Exercise> Drop all images and give the records again exactly.

Records for the task>
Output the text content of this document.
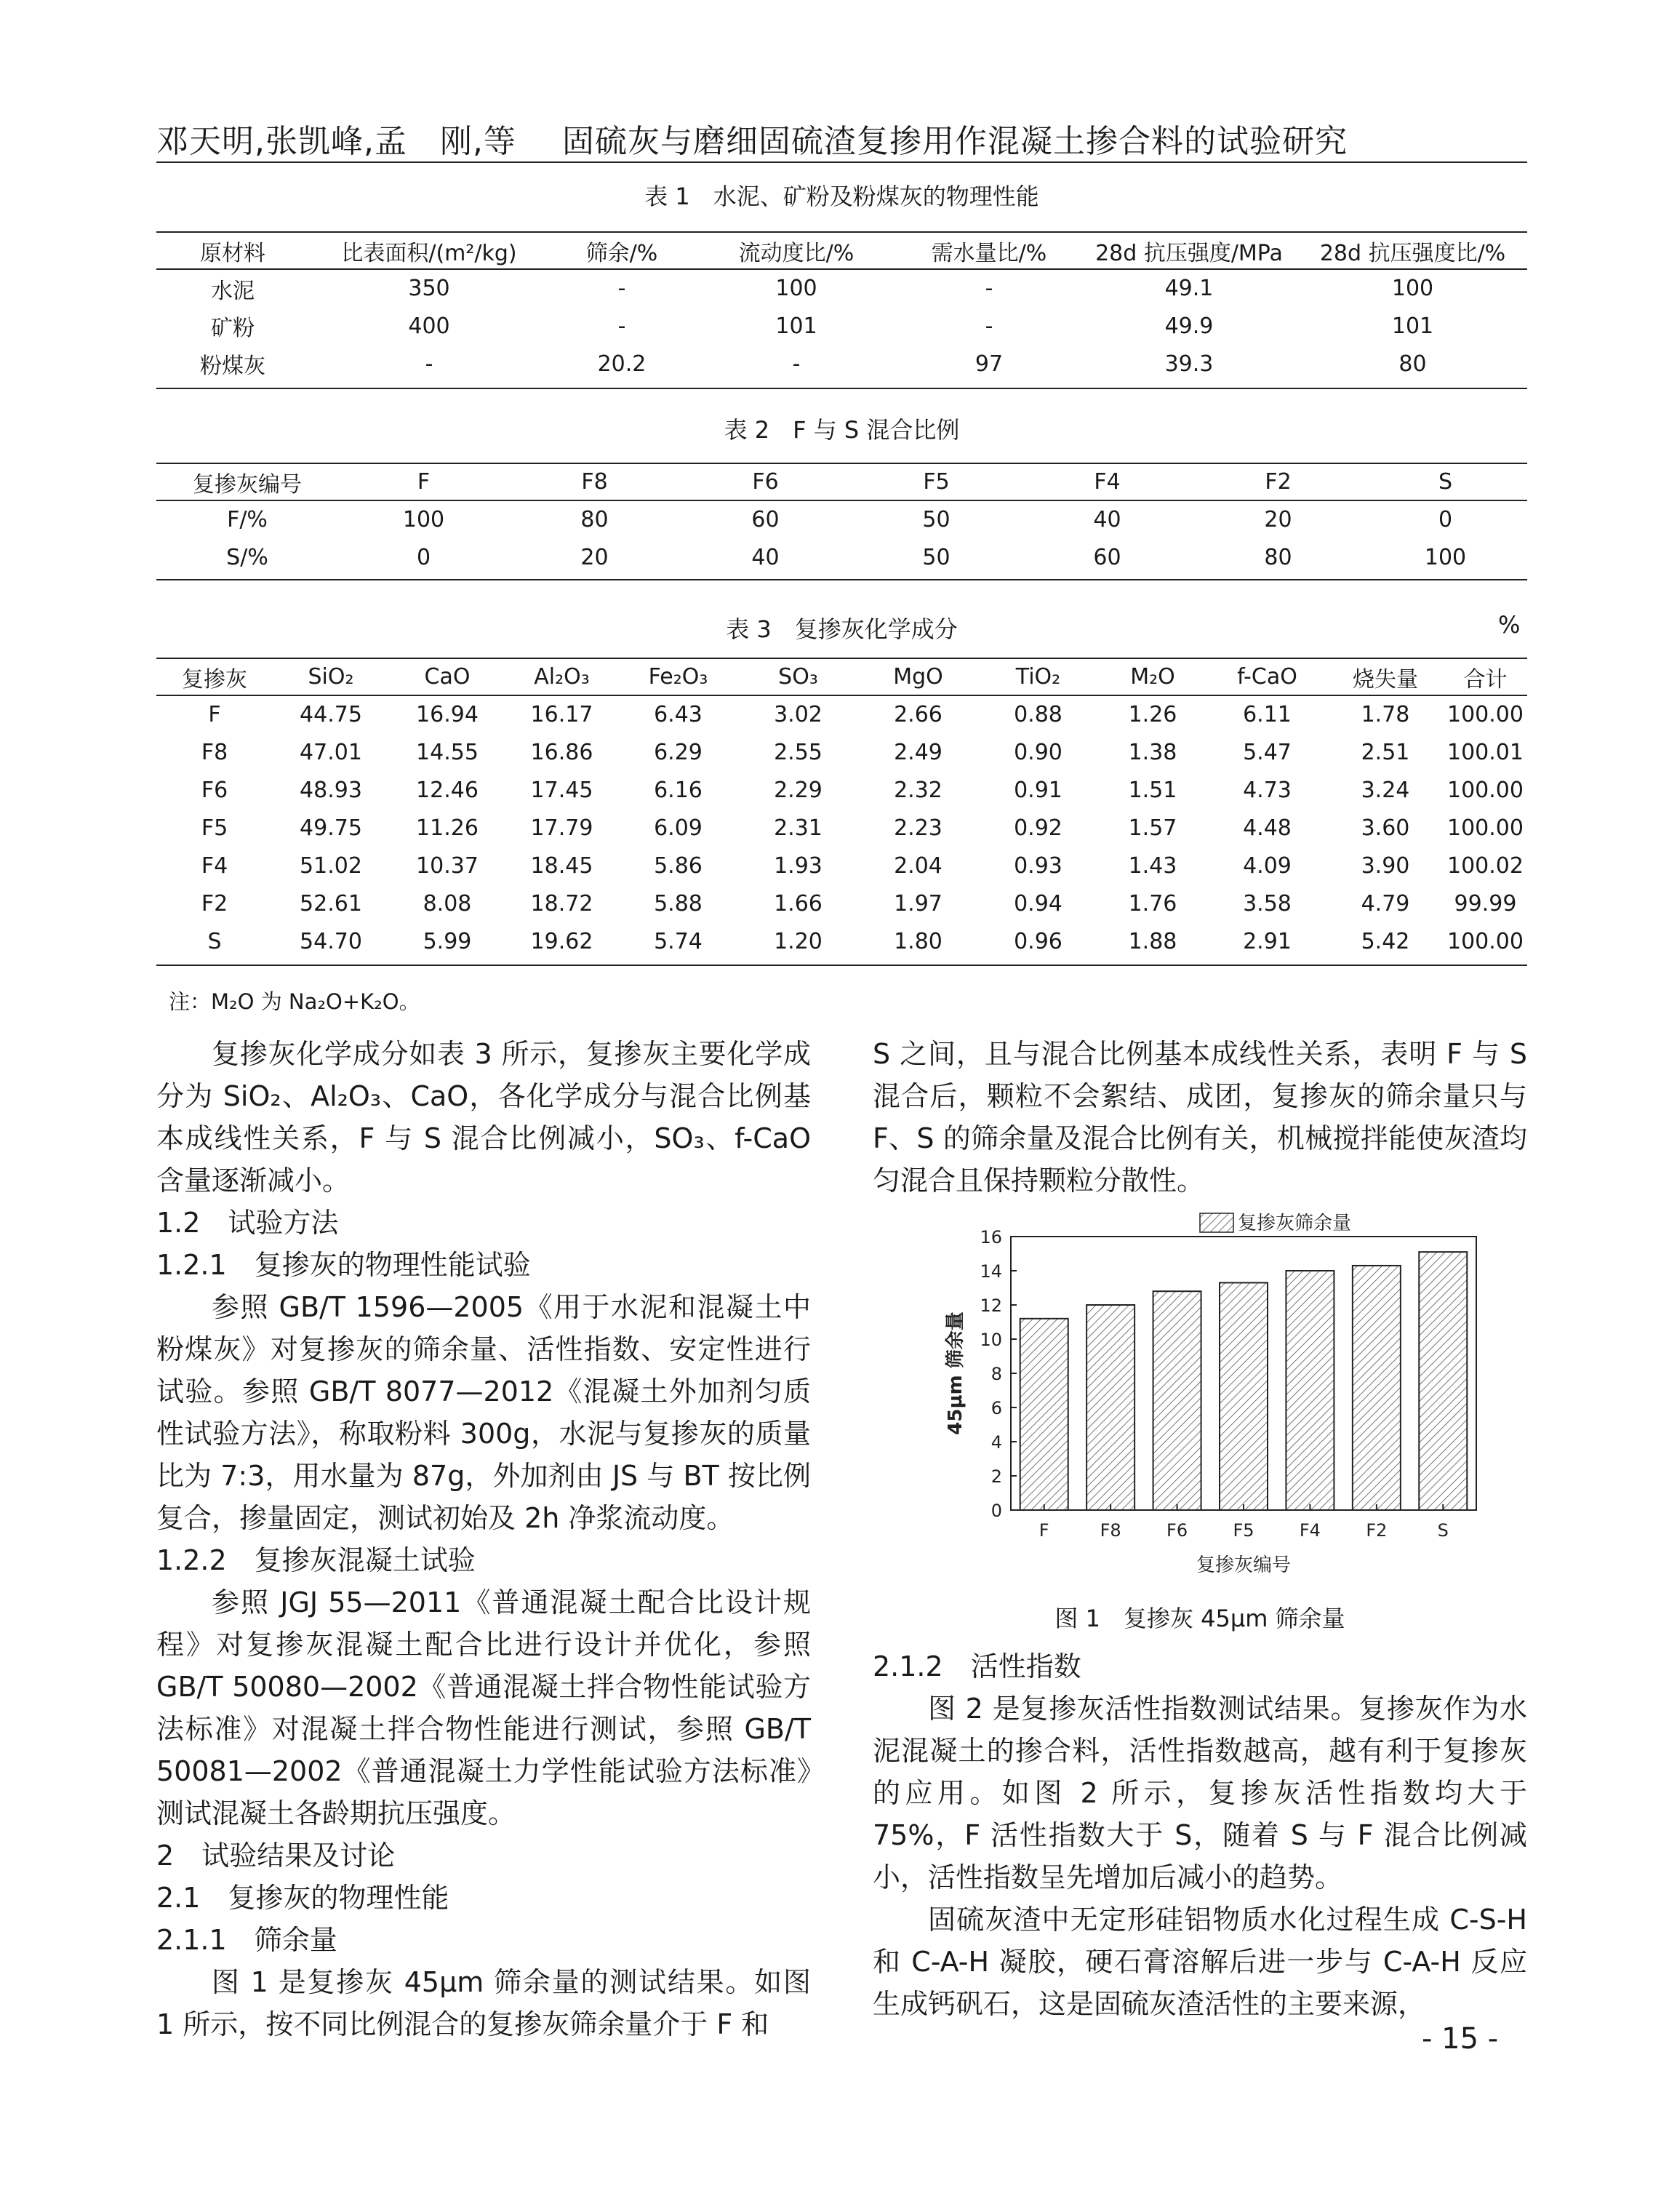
邓天明,张凯峰,孟　刚,等 固硫灰与磨细固硫渣复掺用作混凝土掺合料的试验研究
表 1　水泥、矿粉及粉煤灰的物理性能
原材料	比表面积/(m²/kg)	筛余/%	流动度比/%	需水量比/%	28d 抗压强度/MPa	28d 抗压强度比/%
水泥	350	-	100	-	49.1	100
矿粉	400	-	101	-	49.9	101
粉煤灰	-	20.2	-	97	39.3	80
表 2　F 与 S 混合比例
复掺灰编号	F	F8	F6	F5	F4	F2	S
F/%	100	80	60	50	40	20	0
S/%	0	20	40	50	60	80	100
表 3　复掺灰化学成分	%
复掺灰	SiO₂	CaO	Al₂O₃	Fe₂O₃	SO₃	MgO	TiO₂	M₂O	f-CaO	烧失量	合计
F	44.75	16.94	16.17	6.43	3.02	2.66	0.88	1.26	6.11	1.78	100.00
F8	47.01	14.55	16.86	6.29	2.55	2.49	0.90	1.38	5.47	2.51	100.01
F6	48.93	12.46	17.45	6.16	2.29	2.32	0.91	1.51	4.73	3.24	100.00
F5	49.75	11.26	17.79	6.09	2.31	2.23	0.92	1.57	4.48	3.60	100.00
F4	51.02	10.37	18.45	5.86	1.93	2.04	0.93	1.43	4.09	3.90	100.02
F2	52.61	8.08	18.72	5.88	1.66	1.97	0.94	1.76	3.58	4.79	99.99
S	54.70	5.99	19.62	5.74	1.20	1.80	0.96	1.88	2.91	5.42	100.00
注：M₂O 为 Na₂O+K₂O。

复掺灰化学成分如表 3 所示，复掺灰主要化学成分为 SiO₂、Al₂O₃、CaO，各化学成分与混合比例基本成线性关系，F 与 S 混合比例减小，SO₃、f-CaO 含量逐渐减小。

1.2　试验方法

1.2.1　复掺灰的物理性能试验

参照 GB/T 1596—2005《用于水泥和混凝土中粉煤灰》对复掺灰的筛余量、活性指数、安定性进行试验。参照 GB/T 8077—2012《混凝土外加剂匀质性试验方法》，称取粉料 300g，水泥与复掺灰的质量比为 7:3，用水量为 87g，外加剂由 JS 与 BT 按比例复合，掺量固定，测试初始及 2h 净浆流动度。

1.2.2　复掺灰混凝土试验

参照 JGJ 55—2011《普通混凝土配合比设计规程》对复掺灰混凝土配合比进行设计并优化，参照 GB/T 50080—2002《普通混凝土拌合物性能试验方法标准》对混凝土拌合物性能进行测试，参照 GB/T 50081—2002《普通混凝土力学性能试验方法标准》测试混凝土各龄期抗压强度。

2　试验结果及讨论

2.1　复掺灰的物理性能

2.1.1　筛余量

图 1 是复掺灰 45μm 筛余量的测试结果。如图 1 所示，按不同比例混合的复掺灰筛余量介于 F 和

S 之间，且与混合比例基本成线性关系，表明 F 与 S 混合后，颗粒不会絮结、成团，复掺灰的筛余量只与 F、S 的筛余量及混合比例有关，机械搅拌能使灰渣均匀混合且保持颗粒分散性。

0
2
4
6
8
10
12
14
16
F	F8	F6	F5	F4	F2	S
复掺灰编号
45μm 筛余量
复掺灰筛余量
图 1　复掺灰 45μm 筛余量

2.1.2　活性指数

图 2 是复掺灰活性指数测试结果。复掺灰作为水泥混凝土的掺合料，活性指数越高，越有利于复掺灰的应用。如图 2 所示，复掺灰活性指数均大于 75%，F 活性指数大于 S，随着 S 与 F 混合比例减小，活性指数呈先增加后减小的趋势。

固硫灰渣中无定形硅铝物质水化过程生成 C-S-H 和 C-A-H 凝胶，硬石膏溶解后进一步与 C-A-H 反应生成钙矾石，这是固硫灰渣活性的主要来源，

- 15 -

Result>
Output the text content of this document.
邓天明,张凯峰,孟　刚,等 固硫灰与磨细固硫渣复掺用作混凝土掺合料的试验研究
表 1　水泥、矿粉及粉煤灰的物理性能
原材料	比表面积/(m²/kg)	筛余/%	流动度比/%	需水量比/%	28d 抗压强度/MPa	28d 抗压强度比/%
水泥	350	-	100	-	49.1	100
矿粉	400	-	101	-	49.9	101
粉煤灰	-	20.2	-	97	39.3	80
表 2　F 与 S 混合比例
复掺灰编号	F	F8	F6	F5	F4	F2	S
F/%	100	80	60	50	40	20	0
S/%	0	20	40	50	60	80	100
表 3　复掺灰化学成分	%
复掺灰	SiO₂	CaO	Al₂O₃	Fe₂O₃	SO₃	MgO	TiO₂	M₂O	f-CaO	烧失量	合计
F	44.75	16.94	16.17	6.43	3.02	2.66	0.88	1.26	6.11	1.78	100.00
F8	47.01	14.55	16.86	6.29	2.55	2.49	0.90	1.38	5.47	2.51	100.01
F6	48.93	12.46	17.45	6.16	2.29	2.32	0.91	1.51	4.73	3.24	100.00
F5	49.75	11.26	17.79	6.09	2.31	2.23	0.92	1.57	4.48	3.60	100.00
F4	51.02	10.37	18.45	5.86	1.93	2.04	0.93	1.43	4.09	3.90	100.02
F2	52.61	8.08	18.72	5.88	1.66	1.97	0.94	1.76	3.58	4.79	99.99
S	54.70	5.99	19.62	5.74	1.20	1.80	0.96	1.88	2.91	5.42	100.00
注：M₂O 为 Na₂O+K₂O。

复掺灰化学成分如表 3 所示，复掺灰主要化学成分为 SiO₂、Al₂O₃、CaO，各化学成分与混合比例基本成线性关系，F 与 S 混合比例减小，SO₃、f-CaO 含量逐渐减小。

1.2　试验方法

1.2.1　复掺灰的物理性能试验

参照 GB/T 1596—2005《用于水泥和混凝土中粉煤灰》对复掺灰的筛余量、活性指数、安定性进行试验。参照 GB/T 8077—2012《混凝土外加剂匀质性试验方法》，称取粉料 300g，水泥与复掺灰的质量比为 7:3，用水量为 87g，外加剂由 JS 与 BT 按比例复合，掺量固定，测试初始及 2h 净浆流动度。

1.2.2　复掺灰混凝土试验

参照 JGJ 55—2011《普通混凝土配合比设计规程》对复掺灰混凝土配合比进行设计并优化，参照 GB/T 50080—2002《普通混凝土拌合物性能试验方法标准》对混凝土拌合物性能进行测试，参照 GB/T 50081—2002《普通混凝土力学性能试验方法标准》测试混凝土各龄期抗压强度。

2　试验结果及讨论

2.1　复掺灰的物理性能

2.1.1　筛余量

图 1 是复掺灰 45μm 筛余量的测试结果。如图 1 所示，按不同比例混合的复掺灰筛余量介于 F 和

S 之间，且与混合比例基本成线性关系，表明 F 与 S 混合后，颗粒不会絮结、成团，复掺灰的筛余量只与 F、S 的筛余量及混合比例有关，机械搅拌能使灰渣均匀混合且保持颗粒分散性。

0
2
4
6
8
10
12
14
16
F	F8	F6	F5	F4	F2	S
复掺灰编号
45μm 筛余量
复掺灰筛余量
图 1　复掺灰 45μm 筛余量

2.1.2　活性指数

图 2 是复掺灰活性指数测试结果。复掺灰作为水泥混凝土的掺合料，活性指数越高，越有利于复掺灰的应用。如图 2 所示，复掺灰活性指数均大于 75%，F 活性指数大于 S，随着 S 与 F 混合比例减小，活性指数呈先增加后减小的趋势。

固硫灰渣中无定形硅铝物质水化过程生成 C-S-H 和 C-A-H 凝胶，硬石膏溶解后进一步与 C-A-H 反应生成钙矾石，这是固硫灰渣活性的主要来源，

- 15 -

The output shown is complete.